[Data records]
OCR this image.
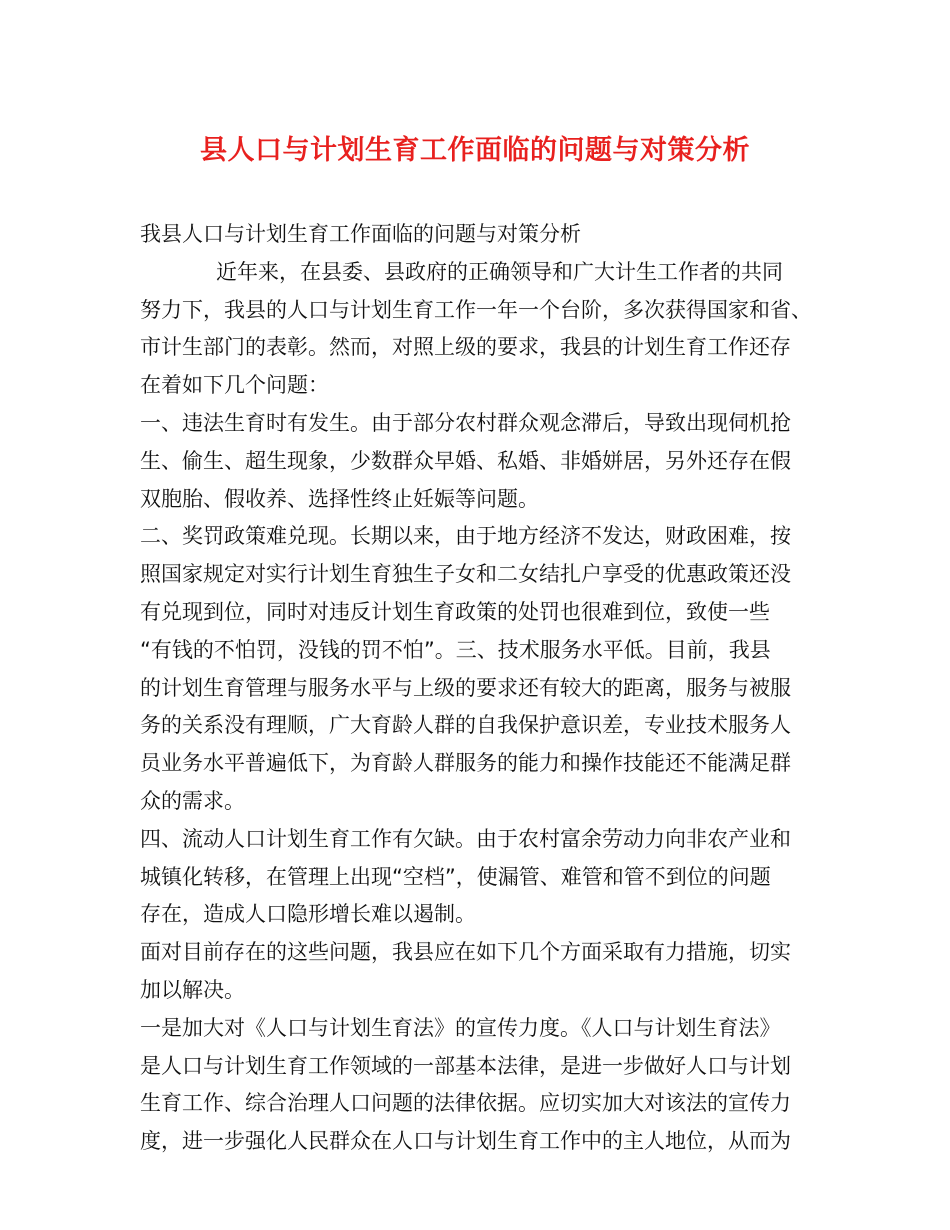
县人口与计划生育工作面临的问题与对策分析
我县人口与计划生育工作面临的问题与对策分析
近年来，在县委、县政府的正确领导和广大计生工作者的共同
努力下，我县的人口与计划生育工作一年一个台阶，多次获得国家和省、
市计生部门的表彰。然而，对照上级的要求，我县的计划生育工作还存
在着如下几个问题：
一、违法生育时有发生。由于部分农村群众观念滞后，导致出现伺机抢
生、偷生、超生现象，少数群众早婚、私婚、非婚姘居，另外还存在假
双胞胎、假收养、选择性终止妊娠等问题。
二、奖罚政策难兑现。长期以来，由于地方经济不发达，财政困难，按
照国家规定对实行计划生育独生子女和二女结扎户享受的优惠政策还没
有兑现到位，同时对违反计划生育政策的处罚也很难到位，致使一些
“有钱的不怕罚，没钱的罚不怕”。三、技术服务水平低。目前，我县
的计划生育管理与服务水平与上级的要求还有较大的距离，服务与被服
务的关系没有理顺，广大育龄人群的自我保护意识差，专业技术服务人
员业务水平普遍低下，为育龄人群服务的能力和操作技能还不能满足群
众的需求。
四、流动人口计划生育工作有欠缺。由于农村富余劳动力向非农产业和
城镇化转移，在管理上出现“空档”，使漏管、难管和管不到位的问题
存在，造成人口隐形增长难以遏制。
面对目前存在的这些问题，我县应在如下几个方面采取有力措施，切实
加以解决。
一是加大对《人口与计划生育法》的宣传力度。《人口与计划生育法》
是人口与计划生育工作领域的一部基本法律，是进一步做好人口与计划
生育工作、综合治理人口问题的法律依据。应切实加大对该法的宣传力
度，进一步强化人民群众在人口与计划生育工作中的主人地位，从而为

:: INSTRUCTION ::
Transcribe each entry above exactly, apart from the pictures.

:: FINAL RESULT ::
OCR this image.
县人口与计划生育工作面临的问题与对策分析
我县人口与计划生育工作面临的问题与对策分析
近年来，在县委、县政府的正确领导和广大计生工作者的共同
努力下，我县的人口与计划生育工作一年一个台阶，多次获得国家和省、
市计生部门的表彰。然而，对照上级的要求，我县的计划生育工作还存
在着如下几个问题：
一、违法生育时有发生。由于部分农村群众观念滞后，导致出现伺机抢
生、偷生、超生现象，少数群众早婚、私婚、非婚姘居，另外还存在假
双胞胎、假收养、选择性终止妊娠等问题。
二、奖罚政策难兑现。长期以来，由于地方经济不发达，财政困难，按
照国家规定对实行计划生育独生子女和二女结扎户享受的优惠政策还没
有兑现到位，同时对违反计划生育政策的处罚也很难到位，致使一些
“有钱的不怕罚，没钱的罚不怕”。三、技术服务水平低。目前，我县
的计划生育管理与服务水平与上级的要求还有较大的距离，服务与被服
务的关系没有理顺，广大育龄人群的自我保护意识差，专业技术服务人
员业务水平普遍低下，为育龄人群服务的能力和操作技能还不能满足群
众的需求。
四、流动人口计划生育工作有欠缺。由于农村富余劳动力向非农产业和
城镇化转移，在管理上出现“空档”，使漏管、难管和管不到位的问题
存在，造成人口隐形增长难以遏制。
面对目前存在的这些问题，我县应在如下几个方面采取有力措施，切实
加以解决。
一是加大对《人口与计划生育法》的宣传力度。《人口与计划生育法》
是人口与计划生育工作领域的一部基本法律，是进一步做好人口与计划
生育工作、综合治理人口问题的法律依据。应切实加大对该法的宣传力
度，进一步强化人民群众在人口与计划生育工作中的主人地位，从而为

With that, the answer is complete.